Data excerpts

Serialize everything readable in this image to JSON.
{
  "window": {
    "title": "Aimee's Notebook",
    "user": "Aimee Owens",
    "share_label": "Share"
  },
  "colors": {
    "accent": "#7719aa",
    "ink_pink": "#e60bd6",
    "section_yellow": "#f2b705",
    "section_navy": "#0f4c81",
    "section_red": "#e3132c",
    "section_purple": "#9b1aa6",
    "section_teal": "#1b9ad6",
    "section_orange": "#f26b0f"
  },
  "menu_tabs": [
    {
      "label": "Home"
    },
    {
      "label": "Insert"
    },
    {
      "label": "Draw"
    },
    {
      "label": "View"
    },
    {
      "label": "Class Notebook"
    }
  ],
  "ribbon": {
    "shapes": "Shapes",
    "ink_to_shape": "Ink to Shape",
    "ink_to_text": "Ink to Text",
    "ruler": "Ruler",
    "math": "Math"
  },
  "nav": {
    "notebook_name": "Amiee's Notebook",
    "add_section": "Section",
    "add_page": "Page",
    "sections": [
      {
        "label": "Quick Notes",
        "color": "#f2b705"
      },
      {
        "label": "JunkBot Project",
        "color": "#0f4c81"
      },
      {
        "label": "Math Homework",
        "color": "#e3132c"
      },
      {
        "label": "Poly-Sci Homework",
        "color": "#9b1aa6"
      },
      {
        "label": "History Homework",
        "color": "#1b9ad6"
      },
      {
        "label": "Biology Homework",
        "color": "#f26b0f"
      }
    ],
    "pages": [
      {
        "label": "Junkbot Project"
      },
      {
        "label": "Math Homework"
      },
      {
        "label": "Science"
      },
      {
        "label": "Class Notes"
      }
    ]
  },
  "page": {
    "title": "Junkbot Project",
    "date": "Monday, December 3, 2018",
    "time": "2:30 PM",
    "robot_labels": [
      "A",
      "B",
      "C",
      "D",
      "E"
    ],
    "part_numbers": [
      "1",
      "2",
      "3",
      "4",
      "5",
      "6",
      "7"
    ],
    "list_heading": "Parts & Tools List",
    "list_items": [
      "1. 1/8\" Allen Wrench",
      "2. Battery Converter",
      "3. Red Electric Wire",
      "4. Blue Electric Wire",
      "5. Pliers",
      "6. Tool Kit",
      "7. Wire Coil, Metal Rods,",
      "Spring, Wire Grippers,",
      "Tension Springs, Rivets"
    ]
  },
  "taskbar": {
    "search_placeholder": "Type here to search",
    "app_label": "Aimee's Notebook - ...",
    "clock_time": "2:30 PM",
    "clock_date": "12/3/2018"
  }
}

■ **Exercise instructions**: Return each line with "Wire".

■ **Answer**:
      "3. Red Electric Wire",
      "4. Blue Electric Wire",
      "7. Wire Coil, Metal Rods,",
      "Spring, Wire Grippers,",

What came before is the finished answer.